-- LISTING start --

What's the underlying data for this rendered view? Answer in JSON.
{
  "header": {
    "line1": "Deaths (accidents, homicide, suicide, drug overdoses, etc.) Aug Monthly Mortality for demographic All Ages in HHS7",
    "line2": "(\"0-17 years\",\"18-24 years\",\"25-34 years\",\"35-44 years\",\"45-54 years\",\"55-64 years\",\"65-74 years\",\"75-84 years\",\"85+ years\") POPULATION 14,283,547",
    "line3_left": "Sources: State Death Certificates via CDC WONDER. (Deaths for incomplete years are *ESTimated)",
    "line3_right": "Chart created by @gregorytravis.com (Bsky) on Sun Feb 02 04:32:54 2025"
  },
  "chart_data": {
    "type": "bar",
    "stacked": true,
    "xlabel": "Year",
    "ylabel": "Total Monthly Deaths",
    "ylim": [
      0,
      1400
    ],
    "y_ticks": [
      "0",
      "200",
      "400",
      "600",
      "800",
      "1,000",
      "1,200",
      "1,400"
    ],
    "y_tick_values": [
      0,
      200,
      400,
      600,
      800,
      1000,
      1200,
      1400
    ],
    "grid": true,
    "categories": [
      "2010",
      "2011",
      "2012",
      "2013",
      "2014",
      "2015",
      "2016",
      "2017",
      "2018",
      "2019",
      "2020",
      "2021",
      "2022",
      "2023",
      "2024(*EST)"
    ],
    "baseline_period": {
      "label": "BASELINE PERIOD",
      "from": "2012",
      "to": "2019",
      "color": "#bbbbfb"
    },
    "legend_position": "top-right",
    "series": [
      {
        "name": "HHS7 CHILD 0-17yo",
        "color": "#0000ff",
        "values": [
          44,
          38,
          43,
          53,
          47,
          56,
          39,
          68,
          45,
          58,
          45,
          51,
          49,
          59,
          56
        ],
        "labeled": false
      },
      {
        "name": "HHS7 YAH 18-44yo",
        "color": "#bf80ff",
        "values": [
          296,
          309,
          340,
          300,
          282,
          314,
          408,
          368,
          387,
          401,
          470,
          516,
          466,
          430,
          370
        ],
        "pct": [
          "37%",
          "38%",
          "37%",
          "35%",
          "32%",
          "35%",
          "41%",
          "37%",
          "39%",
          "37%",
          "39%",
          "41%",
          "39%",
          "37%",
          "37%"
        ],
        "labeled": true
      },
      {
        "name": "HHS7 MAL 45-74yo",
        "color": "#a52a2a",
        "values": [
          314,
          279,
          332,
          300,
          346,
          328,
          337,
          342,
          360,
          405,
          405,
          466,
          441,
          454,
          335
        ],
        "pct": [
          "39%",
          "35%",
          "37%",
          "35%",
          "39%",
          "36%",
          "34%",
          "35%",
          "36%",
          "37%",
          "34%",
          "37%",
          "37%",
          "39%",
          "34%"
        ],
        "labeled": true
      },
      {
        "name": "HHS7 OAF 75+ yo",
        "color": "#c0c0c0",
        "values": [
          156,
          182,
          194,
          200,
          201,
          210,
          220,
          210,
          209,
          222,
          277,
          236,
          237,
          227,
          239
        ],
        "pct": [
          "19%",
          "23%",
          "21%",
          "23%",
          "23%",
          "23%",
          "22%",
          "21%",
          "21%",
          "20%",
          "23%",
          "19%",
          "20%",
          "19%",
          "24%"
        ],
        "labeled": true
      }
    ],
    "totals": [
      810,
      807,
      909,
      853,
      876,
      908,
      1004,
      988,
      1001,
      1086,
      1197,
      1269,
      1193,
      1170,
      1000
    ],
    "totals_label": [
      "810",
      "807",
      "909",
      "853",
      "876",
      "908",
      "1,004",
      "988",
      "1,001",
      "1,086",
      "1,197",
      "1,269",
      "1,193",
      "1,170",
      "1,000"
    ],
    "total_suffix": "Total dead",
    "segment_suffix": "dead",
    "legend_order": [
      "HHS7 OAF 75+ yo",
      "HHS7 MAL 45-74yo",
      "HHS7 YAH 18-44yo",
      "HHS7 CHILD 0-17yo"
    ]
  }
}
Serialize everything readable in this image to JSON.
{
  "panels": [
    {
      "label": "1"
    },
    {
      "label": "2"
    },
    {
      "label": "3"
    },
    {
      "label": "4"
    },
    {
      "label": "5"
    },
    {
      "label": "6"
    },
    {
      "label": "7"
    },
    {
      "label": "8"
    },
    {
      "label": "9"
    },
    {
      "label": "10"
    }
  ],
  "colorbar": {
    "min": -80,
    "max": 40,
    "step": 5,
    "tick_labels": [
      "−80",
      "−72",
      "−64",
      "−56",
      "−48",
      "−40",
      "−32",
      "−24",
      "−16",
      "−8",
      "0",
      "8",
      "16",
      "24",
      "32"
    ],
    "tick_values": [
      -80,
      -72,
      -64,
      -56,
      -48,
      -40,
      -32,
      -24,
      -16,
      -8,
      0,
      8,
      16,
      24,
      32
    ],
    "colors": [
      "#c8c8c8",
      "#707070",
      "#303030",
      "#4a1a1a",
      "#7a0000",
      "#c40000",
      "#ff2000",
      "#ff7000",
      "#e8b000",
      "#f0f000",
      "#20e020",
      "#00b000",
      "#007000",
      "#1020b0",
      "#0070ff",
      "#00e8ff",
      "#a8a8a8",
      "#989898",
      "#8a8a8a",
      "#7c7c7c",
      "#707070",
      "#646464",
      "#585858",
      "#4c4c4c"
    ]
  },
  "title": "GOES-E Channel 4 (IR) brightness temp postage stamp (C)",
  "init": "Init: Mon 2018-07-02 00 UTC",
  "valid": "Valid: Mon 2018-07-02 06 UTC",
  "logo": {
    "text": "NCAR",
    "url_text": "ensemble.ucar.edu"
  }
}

-- LISTING end --

◆ CHALLENGE ◆
Read the entries and select each line where the word "JSON" is found.

◆ WRITTEN ANSWER ◆
What's the underlying data for this rendered view? Answer in JSON.
Serialize everything readable in this image to JSON.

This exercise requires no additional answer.